(A run of records)
—————

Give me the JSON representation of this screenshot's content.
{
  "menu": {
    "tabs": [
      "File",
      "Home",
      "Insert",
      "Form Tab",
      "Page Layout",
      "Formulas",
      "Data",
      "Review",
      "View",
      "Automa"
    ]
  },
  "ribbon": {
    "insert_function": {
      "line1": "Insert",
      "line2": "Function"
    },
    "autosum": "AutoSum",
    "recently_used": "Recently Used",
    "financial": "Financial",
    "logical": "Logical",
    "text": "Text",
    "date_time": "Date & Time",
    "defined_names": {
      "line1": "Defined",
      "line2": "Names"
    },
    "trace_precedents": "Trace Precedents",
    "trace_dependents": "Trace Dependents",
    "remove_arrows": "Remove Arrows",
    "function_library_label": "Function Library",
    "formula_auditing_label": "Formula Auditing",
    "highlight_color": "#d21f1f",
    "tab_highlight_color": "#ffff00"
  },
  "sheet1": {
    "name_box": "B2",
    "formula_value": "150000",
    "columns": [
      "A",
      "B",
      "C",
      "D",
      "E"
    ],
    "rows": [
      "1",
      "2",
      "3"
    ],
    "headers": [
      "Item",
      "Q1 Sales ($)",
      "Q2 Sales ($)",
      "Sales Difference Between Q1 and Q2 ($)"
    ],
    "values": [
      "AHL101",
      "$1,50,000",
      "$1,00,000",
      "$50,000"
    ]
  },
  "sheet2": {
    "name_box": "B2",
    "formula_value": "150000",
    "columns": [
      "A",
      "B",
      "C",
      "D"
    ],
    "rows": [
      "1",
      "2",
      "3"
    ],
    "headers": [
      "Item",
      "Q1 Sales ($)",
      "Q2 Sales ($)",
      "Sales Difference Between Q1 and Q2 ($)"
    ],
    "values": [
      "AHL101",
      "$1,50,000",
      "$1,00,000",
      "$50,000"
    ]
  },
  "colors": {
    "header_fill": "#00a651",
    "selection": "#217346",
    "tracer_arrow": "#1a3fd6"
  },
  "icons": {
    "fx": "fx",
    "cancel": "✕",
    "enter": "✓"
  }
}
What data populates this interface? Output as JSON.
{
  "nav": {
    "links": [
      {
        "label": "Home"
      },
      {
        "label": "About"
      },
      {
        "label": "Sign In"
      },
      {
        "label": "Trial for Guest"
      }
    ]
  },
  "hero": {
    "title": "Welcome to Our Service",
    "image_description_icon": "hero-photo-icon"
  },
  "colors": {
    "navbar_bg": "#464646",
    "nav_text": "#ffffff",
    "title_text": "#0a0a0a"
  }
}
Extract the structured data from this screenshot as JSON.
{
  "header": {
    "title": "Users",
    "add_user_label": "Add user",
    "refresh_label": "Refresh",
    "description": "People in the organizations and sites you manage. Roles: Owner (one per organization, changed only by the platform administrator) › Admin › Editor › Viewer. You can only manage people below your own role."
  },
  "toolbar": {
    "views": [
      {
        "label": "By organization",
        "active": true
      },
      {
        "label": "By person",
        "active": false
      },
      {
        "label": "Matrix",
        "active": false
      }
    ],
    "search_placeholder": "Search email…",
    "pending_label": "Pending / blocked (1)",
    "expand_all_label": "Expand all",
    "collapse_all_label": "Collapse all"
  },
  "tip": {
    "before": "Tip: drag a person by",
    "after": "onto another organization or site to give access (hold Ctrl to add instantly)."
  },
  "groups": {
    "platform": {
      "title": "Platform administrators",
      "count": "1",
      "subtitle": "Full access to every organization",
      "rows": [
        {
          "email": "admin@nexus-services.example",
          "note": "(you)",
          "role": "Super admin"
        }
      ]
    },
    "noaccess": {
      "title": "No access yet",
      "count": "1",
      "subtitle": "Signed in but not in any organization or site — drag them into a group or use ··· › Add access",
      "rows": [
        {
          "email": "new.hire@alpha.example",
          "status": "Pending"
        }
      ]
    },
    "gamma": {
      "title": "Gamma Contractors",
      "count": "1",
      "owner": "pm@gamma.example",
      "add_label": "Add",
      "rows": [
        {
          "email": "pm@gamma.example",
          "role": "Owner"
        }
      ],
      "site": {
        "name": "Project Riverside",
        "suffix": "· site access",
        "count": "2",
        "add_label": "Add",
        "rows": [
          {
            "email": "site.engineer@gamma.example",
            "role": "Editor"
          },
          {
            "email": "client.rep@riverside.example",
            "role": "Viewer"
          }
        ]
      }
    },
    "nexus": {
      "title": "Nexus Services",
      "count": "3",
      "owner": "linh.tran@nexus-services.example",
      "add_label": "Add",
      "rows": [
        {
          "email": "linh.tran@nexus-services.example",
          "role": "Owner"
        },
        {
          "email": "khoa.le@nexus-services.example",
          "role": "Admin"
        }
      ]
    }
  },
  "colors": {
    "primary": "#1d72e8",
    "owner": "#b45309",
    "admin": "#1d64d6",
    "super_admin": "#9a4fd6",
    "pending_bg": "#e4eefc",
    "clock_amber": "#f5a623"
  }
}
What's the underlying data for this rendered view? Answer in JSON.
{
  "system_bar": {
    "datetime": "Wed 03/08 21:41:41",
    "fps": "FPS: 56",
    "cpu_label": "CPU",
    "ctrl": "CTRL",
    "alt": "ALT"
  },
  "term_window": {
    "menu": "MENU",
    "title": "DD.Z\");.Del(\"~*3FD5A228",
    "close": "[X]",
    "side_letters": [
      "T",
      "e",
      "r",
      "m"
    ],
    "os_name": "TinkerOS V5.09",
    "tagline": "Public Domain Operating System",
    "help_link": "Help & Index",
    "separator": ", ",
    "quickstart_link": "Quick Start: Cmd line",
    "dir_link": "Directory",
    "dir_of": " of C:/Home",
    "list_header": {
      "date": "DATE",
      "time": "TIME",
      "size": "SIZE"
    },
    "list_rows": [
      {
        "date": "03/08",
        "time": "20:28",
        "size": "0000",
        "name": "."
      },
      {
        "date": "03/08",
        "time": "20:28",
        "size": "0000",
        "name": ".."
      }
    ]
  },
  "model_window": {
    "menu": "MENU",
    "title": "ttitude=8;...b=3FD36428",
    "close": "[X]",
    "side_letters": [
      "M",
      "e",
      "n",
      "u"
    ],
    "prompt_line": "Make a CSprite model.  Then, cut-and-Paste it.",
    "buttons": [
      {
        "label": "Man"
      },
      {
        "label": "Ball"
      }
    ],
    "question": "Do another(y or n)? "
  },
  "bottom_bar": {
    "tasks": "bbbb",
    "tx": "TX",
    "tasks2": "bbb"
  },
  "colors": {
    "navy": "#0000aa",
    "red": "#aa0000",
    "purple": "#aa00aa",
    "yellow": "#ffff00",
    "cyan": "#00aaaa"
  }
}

—————

(Exercise): List each line of the records that holds the string "linh".

(Response below):
      "owner": "linh.tran@nexus-services.example",
          "email": "linh.tran@nexus-services.example",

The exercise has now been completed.